Format the listing below as a JSON list of strings, one string per line, leaving out any blank lines.

==================================================

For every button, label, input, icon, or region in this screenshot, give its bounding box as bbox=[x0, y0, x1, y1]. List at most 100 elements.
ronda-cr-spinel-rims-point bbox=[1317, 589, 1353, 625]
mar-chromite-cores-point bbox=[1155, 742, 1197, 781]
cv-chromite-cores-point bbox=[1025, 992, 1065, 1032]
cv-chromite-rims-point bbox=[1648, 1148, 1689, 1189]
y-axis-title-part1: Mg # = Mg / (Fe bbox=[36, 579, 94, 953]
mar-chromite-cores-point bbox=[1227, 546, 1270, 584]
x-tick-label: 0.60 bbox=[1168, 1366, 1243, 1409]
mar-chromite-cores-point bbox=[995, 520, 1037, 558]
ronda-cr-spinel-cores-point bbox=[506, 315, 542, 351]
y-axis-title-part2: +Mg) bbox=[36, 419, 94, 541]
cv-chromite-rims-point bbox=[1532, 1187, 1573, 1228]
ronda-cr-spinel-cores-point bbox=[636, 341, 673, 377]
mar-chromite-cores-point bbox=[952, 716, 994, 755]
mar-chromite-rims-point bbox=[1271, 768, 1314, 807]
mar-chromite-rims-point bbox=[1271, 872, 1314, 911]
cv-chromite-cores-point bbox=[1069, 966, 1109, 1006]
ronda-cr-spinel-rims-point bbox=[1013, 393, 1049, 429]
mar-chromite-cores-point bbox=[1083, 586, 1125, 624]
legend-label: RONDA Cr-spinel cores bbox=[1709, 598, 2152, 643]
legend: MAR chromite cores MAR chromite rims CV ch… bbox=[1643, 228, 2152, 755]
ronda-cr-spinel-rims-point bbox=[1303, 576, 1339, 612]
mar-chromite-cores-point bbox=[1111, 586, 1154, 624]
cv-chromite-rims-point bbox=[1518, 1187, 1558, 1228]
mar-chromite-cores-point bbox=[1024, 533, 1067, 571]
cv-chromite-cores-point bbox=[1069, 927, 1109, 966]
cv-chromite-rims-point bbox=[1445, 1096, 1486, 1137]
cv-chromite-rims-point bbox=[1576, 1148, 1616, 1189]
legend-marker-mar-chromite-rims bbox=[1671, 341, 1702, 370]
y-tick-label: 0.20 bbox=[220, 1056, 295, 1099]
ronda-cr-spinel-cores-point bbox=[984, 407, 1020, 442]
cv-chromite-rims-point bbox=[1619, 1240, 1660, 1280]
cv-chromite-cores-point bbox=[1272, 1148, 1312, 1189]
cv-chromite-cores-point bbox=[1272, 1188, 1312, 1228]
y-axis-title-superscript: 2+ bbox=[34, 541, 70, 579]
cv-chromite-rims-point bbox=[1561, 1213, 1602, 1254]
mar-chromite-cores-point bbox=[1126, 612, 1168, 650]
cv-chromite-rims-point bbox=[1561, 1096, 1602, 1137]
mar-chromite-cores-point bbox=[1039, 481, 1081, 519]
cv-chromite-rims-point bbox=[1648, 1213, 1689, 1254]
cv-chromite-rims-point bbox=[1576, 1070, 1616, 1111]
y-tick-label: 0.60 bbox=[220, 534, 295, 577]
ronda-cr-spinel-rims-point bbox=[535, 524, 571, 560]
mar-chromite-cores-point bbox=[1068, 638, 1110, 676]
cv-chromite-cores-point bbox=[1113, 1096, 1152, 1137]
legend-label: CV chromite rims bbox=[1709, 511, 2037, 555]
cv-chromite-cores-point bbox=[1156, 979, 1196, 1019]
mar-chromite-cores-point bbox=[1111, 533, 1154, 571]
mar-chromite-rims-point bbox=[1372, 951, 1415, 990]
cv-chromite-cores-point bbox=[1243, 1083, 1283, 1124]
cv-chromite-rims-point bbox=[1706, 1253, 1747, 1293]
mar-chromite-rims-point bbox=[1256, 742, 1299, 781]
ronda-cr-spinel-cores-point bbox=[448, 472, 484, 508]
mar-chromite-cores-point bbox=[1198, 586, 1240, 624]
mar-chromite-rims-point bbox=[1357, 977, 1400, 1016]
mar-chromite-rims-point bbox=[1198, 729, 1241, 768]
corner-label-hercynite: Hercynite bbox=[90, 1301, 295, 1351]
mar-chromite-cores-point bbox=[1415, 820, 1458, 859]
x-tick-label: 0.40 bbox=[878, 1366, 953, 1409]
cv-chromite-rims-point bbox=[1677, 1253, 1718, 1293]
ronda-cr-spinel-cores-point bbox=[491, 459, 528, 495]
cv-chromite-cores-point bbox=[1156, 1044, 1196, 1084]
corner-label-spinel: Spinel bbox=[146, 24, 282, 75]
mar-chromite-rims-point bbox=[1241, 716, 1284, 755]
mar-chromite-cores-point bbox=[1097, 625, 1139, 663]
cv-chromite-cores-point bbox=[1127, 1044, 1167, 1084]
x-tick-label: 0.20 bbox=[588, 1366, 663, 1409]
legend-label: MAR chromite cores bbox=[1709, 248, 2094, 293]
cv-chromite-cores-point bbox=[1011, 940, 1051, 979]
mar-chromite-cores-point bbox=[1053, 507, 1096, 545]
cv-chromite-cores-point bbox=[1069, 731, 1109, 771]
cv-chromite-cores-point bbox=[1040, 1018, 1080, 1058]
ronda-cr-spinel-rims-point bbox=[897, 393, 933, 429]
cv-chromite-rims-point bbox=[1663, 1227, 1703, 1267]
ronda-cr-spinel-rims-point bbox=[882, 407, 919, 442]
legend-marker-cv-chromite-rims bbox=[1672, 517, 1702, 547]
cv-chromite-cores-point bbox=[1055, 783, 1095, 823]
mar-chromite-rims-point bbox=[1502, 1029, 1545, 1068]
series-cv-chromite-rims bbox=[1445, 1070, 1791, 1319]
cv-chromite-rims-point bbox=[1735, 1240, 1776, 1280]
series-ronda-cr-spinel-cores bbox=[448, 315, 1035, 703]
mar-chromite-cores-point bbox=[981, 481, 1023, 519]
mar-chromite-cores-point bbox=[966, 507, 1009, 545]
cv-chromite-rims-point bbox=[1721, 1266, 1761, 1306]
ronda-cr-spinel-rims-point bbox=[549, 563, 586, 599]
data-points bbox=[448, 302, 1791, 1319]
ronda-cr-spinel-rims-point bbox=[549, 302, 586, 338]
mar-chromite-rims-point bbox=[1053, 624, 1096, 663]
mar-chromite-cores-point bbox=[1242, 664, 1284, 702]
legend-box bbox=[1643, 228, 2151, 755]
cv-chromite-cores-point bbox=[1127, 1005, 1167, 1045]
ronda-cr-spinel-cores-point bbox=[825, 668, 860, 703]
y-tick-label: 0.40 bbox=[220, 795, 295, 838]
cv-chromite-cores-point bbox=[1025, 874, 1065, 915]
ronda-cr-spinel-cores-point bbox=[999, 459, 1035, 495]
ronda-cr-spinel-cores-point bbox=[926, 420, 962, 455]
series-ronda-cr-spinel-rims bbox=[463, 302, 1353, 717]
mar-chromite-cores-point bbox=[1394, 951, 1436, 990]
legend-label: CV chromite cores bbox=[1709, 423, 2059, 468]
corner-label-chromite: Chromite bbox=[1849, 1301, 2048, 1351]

==================================================

THE OUTPUT:
[
  "For every button, label, input, icon, or region in this screenshot, give its bounding box as bbox=[x0, y0, x1, y1]. List at most 100 elements.",
  "ronda-cr-spinel-rims-point bbox=[1317, 589, 1353, 625]",
  "mar-chromite-cores-point bbox=[1155, 742, 1197, 781]",
  "cv-chromite-cores-point bbox=[1025, 992, 1065, 1032]",
  "cv-chromite-rims-point bbox=[1648, 1148, 1689, 1189]",
  "y-axis-title-part1: Mg # = Mg / (Fe bbox=[36, 579, 94, 953]",
  "mar-chromite-cores-point bbox=[1227, 546, 1270, 584]",
  "x-tick-label: 0.60 bbox=[1168, 1366, 1243, 1409]",
  "mar-chromite-cores-point bbox=[995, 520, 1037, 558]",
  "ronda-cr-spinel-cores-point bbox=[506, 315, 542, 351]",
  "y-axis-title-part2: +Mg) bbox=[36, 419, 94, 541]",
  "cv-chromite-rims-point bbox=[1532, 1187, 1573, 1228]",
  "ronda-cr-spinel-cores-point bbox=[636, 341, 673, 377]",
  "mar-chromite-cores-point bbox=[952, 716, 994, 755]",
  "mar-chromite-rims-point bbox=[1271, 768, 1314, 807]",
  "mar-chromite-rims-point bbox=[1271, 872, 1314, 911]",
  "cv-chromite-cores-point bbox=[1069, 966, 1109, 1006]",
  "ronda-cr-spinel-rims-point bbox=[1013, 393, 1049, 429]",
  "mar-chromite-cores-point bbox=[1083, 586, 1125, 624]",
  "legend-label: RONDA Cr-spinel cores bbox=[1709, 598, 2152, 643]",
  "legend: MAR chromite cores MAR chromite rims CV ch… bbox=[1643, 228, 2152, 755]",
  "ronda-cr-spinel-rims-point bbox=[1303, 576, 1339, 612]",
  "mar-chromite-cores-point bbox=[1111, 586, 1154, 624]",
  "cv-chromite-rims-point bbox=[1518, 1187, 1558, 1228]",
  "mar-chromite-cores-point bbox=[1024, 533, 1067, 571]",
  "cv-chromite-cores-point bbox=[1069, 927, 1109, 966]",
  "cv-chromite-rims-point bbox=[1445, 1096, 1486, 1137]",
  "cv-chromite-rims-point bbox=[1576, 1148, 1616, 1189]",
  "legend-marker-mar-chromite-rims bbox=[1671, 341, 1702, 370]",
  "y-tick-label: 0.20 bbox=[220, 1056, 295, 1099]",
  "ronda-cr-spinel-cores-point bbox=[984, 407, 1020, 442]",
  "cv-chromite-rims-point bbox=[1619, 1240, 1660, 1280]",
  "cv-chromite-cores-point bbox=[1272, 1148, 1312, 1189]",
  "cv-chromite-cores-point bbox=[1272, 1188, 1312, 1228]",
  "y-axis-title-superscript: 2+ bbox=[34, 541, 70, 579]",
  "cv-chromite-rims-point bbox=[1561, 1213, 1602, 1254]",
  "mar-chromite-cores-point bbox=[1126, 612, 1168, 650]",
  "cv-chromite-rims-point bbox=[1561, 1096, 1602, 1137]",
  "mar-chromite-cores-point bbox=[1039, 481, 1081, 519]",
  "cv-chromite-rims-point bbox=[1648, 1213, 1689, 1254]",
  "cv-chromite-rims-point bbox=[1576, 1070, 1616, 1111]",
  "y-tick-label: 0.60 bbox=[220, 534, 295, 577]",
  "ronda-cr-spinel-rims-point bbox=[535, 524, 571, 560]",
  "mar-chromite-cores-point bbox=[1068, 638, 1110, 676]",
  "cv-chromite-cores-point bbox=[1113, 1096, 1152, 1137]",
  "legend-label: CV chromite rims bbox=[1709, 511, 2037, 555]",
  "cv-chromite-cores-point bbox=[1156, 979, 1196, 1019]",
  "mar-chromite-cores-point bbox=[1111, 533, 1154, 571]",
  "mar-chromite-rims-point bbox=[1372, 951, 1415, 990]",
  "cv-chromite-cores-point bbox=[1243, 1083, 1283, 1124]",
  "cv-chromite-rims-point bbox=[1706, 1253, 1747, 1293]",
  "mar-chromite-rims-point bbox=[1256, 742, 1299, 781]",
  "ronda-cr-spinel-cores-point bbox=[448, 472, 484, 508]",
  "mar-chromite-cores-point bbox=[1198, 586, 1240, 624]",
  "mar-chromite-rims-point bbox=[1357, 977, 1400, 1016]",
  "mar-chromite-rims-point bbox=[1198, 729, 1241, 768]",
  "corner-label-hercynite: Hercynite bbox=[90, 1301, 295, 1351]",
  "mar-chromite-cores-point bbox=[1415, 820, 1458, 859]",
  "x-tick-label: 0.40 bbox=[878, 1366, 953, 1409]",
  "cv-chromite-rims-point bbox=[1677, 1253, 1718, 1293]",
  "ronda-cr-spinel-cores-point bbox=[491, 459, 528, 495]",
  "cv-chromite-cores-point bbox=[1156, 1044, 1196, 1084]",
  "corner-label-spinel: Spinel bbox=[146, 24, 282, 75]",
  "mar-chromite-rims-point bbox=[1241, 716, 1284, 755]",
  "mar-chromite-cores-point bbox=[1097, 625, 1139, 663]",
  "cv-chromite-cores-point bbox=[1127, 1044, 1167, 1084]",
  "x-tick-label: 0.20 bbox=[588, 1366, 663, 1409]",
  "legend-label: MAR chromite cores bbox=[1709, 248, 2094, 293]",
  "cv-chromite-cores-point bbox=[1011, 940, 1051, 979]",
  "mar-chromite-cores-point bbox=[1053, 507, 1096, 545]",
  "cv-chromite-cores-point bbox=[1069, 731, 1109, 771]",
  "cv-chromite-cores-point bbox=[1040, 1018, 1080, 1058]",
  "ronda-cr-spinel-rims-point bbox=[897, 393, 933, 429]",
  "cv-chromite-rims-point bbox=[1663, 1227, 1703, 1267]",
  "ronda-cr-spinel-rims-point bbox=[882, 407, 919, 442]",
  "legend-marker-cv-chromite-rims bbox=[1672, 517, 1702, 547]",
  "cv-chromite-cores-point bbox=[1055, 783, 1095, 823]",
  "mar-chromite-rims-point bbox=[1502, 1029, 1545, 1068]",
  "series-cv-chromite-rims bbox=[1445, 1070, 1791, 1319]",
  "cv-chromite-rims-point bbox=[1735, 1240, 1776, 1280]",
  "series-ronda-cr-spinel-cores bbox=[448, 315, 1035, 703]",
  "mar-chromite-cores-point bbox=[981, 481, 1023, 519]",
  "mar-chromite-cores-point bbox=[966, 507, 1009, 545]",
  "cv-chromite-rims-point bbox=[1721, 1266, 1761, 1306]",
  "ronda-cr-spinel-rims-point bbox=[549, 563, 586, 599]",
  "data-points bbox=[448, 302, 1791, 1319]",
  "ronda-cr-spinel-rims-point bbox=[549, 302, 586, 338]",
  "mar-chromite-rims-point bbox=[1053, 624, 1096, 663]",
  "mar-chromite-cores-point bbox=[1242, 664, 1284, 702]",
  "legend-box bbox=[1643, 228, 2151, 755]",
  "cv-chromite-cores-point bbox=[1127, 1005, 1167, 1045]",
  "ronda-cr-spinel-cores-point bbox=[825, 668, 860, 703]",
  "y-tick-label: 0.40 bbox=[220, 795, 295, 838]",
  "cv-chromite-cores-point bbox=[1025, 874, 1065, 915]",
  "ronda-cr-spinel-cores-point bbox=[999, 459, 1035, 495]",
  "ronda-cr-spinel-cores-point bbox=[926, 420, 962, 455]",
  "series-ronda-cr-spinel-rims bbox=[463, 302, 1353, 717]",
  "mar-chromite-cores-point bbox=[1394, 951, 1436, 990]",
  "legend-label: CV chromite cores bbox=[1709, 423, 2059, 468]",
  "corner-label-chromite: Chromite bbox=[1849, 1301, 2048, 1351]"
]